What you are asked to do:
Reply with only the number of lines that contain the string "الأكبر".

Data records:

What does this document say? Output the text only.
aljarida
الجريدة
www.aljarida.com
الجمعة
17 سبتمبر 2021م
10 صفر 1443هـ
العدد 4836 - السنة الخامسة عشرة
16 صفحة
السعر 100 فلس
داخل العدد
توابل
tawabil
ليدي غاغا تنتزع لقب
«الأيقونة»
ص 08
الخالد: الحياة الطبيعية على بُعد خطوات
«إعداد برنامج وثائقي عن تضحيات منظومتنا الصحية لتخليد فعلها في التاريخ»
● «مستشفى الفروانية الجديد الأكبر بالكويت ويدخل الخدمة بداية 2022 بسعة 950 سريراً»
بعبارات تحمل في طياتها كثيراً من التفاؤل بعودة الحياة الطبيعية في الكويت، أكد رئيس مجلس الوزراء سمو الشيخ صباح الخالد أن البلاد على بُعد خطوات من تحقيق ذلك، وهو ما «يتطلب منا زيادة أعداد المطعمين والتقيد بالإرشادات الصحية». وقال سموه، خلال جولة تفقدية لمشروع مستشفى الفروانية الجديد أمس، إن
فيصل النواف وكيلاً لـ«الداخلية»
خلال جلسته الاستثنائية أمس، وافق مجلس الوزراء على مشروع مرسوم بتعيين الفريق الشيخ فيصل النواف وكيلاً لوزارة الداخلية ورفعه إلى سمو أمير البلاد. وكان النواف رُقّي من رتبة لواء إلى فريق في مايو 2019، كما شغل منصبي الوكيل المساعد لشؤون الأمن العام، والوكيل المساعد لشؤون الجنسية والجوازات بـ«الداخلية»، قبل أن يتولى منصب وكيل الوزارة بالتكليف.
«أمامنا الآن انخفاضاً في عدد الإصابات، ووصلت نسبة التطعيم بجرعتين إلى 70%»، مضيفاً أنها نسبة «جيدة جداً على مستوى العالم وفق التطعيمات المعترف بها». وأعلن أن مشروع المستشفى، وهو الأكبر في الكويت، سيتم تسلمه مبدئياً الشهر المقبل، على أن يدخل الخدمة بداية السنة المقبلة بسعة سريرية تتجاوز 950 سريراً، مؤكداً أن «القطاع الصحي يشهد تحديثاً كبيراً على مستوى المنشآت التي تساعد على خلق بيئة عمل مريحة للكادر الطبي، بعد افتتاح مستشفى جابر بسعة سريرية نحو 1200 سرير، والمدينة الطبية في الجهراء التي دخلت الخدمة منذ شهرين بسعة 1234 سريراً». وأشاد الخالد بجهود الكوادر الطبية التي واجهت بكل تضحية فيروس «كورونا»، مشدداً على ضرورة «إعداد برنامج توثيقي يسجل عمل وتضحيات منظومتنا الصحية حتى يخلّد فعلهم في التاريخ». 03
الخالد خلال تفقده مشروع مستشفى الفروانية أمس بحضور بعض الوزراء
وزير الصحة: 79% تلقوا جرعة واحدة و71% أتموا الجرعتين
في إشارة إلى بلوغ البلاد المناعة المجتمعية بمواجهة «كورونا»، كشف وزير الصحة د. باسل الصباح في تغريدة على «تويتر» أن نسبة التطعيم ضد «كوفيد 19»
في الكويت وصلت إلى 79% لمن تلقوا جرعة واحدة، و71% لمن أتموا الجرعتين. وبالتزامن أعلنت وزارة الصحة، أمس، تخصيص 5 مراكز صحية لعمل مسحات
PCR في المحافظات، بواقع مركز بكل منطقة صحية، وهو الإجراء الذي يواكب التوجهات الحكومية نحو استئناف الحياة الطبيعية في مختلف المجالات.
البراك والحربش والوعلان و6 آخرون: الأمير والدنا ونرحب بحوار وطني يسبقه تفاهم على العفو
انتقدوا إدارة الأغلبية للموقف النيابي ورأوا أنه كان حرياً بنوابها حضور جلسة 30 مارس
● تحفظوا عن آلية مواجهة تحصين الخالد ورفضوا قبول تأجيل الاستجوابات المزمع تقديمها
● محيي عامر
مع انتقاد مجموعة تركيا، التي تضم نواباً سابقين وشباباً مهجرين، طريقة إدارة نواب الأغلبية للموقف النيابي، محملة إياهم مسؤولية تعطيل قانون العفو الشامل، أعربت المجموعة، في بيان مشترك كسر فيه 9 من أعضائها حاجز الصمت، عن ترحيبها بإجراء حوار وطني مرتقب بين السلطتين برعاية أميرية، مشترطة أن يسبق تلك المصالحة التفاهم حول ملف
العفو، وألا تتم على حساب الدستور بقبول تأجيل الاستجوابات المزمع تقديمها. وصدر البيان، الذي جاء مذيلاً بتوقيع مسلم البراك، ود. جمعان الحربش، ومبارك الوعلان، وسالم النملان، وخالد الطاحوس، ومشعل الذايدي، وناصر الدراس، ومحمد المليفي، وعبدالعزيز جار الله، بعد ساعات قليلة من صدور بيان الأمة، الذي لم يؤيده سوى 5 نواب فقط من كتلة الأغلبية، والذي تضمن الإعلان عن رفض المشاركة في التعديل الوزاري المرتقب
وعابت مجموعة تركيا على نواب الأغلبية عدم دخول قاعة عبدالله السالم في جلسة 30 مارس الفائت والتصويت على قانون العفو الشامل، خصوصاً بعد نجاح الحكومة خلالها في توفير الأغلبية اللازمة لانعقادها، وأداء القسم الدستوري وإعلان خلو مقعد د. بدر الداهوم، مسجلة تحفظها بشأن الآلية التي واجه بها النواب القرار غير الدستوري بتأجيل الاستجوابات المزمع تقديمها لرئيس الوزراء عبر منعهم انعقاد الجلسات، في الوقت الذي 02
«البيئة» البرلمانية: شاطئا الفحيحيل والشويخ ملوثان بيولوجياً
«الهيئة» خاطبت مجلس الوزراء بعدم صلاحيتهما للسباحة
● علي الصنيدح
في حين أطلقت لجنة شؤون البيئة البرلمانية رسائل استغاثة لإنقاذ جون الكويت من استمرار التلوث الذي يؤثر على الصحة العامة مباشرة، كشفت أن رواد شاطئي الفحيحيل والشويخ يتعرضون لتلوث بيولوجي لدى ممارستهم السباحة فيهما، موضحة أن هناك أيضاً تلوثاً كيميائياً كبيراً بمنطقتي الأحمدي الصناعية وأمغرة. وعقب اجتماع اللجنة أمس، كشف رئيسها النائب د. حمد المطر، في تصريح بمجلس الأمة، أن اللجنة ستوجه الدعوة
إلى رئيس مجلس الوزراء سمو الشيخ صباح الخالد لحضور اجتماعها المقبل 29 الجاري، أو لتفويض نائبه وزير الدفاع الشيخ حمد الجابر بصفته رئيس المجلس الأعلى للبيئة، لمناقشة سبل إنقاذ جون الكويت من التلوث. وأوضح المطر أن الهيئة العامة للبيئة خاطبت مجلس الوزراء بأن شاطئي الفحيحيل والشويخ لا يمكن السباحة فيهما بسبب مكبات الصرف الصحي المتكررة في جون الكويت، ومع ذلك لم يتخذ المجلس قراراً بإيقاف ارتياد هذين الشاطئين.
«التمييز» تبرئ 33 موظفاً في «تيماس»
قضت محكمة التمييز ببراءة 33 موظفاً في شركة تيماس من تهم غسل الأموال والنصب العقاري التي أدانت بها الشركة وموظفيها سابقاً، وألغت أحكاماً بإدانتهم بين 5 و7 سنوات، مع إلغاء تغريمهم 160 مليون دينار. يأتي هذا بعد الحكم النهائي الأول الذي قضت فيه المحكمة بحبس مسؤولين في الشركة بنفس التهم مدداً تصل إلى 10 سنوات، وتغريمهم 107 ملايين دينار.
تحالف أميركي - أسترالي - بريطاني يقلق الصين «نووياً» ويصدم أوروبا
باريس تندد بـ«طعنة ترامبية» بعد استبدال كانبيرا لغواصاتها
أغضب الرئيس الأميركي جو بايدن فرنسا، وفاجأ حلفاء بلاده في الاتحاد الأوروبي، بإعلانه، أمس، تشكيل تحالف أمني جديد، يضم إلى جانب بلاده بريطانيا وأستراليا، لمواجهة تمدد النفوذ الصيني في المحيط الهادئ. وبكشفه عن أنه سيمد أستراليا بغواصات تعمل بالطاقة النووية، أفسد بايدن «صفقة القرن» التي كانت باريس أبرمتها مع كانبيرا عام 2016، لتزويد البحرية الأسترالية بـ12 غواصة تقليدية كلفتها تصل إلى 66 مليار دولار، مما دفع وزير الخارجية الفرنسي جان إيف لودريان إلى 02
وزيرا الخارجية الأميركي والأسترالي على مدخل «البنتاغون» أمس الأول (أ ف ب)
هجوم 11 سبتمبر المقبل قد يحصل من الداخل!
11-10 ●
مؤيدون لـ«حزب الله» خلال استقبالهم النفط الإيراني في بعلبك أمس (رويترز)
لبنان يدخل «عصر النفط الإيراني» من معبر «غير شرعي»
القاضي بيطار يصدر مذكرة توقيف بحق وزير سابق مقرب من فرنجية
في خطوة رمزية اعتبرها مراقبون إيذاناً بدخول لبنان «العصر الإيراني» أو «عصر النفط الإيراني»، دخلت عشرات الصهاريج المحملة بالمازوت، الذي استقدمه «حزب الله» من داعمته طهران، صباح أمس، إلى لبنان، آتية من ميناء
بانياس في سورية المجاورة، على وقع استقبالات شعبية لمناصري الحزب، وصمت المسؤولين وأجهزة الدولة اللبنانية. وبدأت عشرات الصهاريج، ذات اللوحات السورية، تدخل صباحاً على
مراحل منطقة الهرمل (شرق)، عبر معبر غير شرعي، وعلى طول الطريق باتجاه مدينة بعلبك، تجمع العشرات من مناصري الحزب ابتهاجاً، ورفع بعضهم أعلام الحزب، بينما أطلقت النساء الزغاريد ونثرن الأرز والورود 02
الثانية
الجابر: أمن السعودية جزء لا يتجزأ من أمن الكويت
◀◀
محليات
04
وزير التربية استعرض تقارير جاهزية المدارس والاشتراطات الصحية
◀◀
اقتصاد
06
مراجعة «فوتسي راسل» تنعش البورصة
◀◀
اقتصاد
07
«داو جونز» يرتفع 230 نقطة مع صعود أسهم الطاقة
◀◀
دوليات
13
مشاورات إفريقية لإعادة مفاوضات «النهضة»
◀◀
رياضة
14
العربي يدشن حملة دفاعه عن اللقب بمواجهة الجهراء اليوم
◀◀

Solution:
2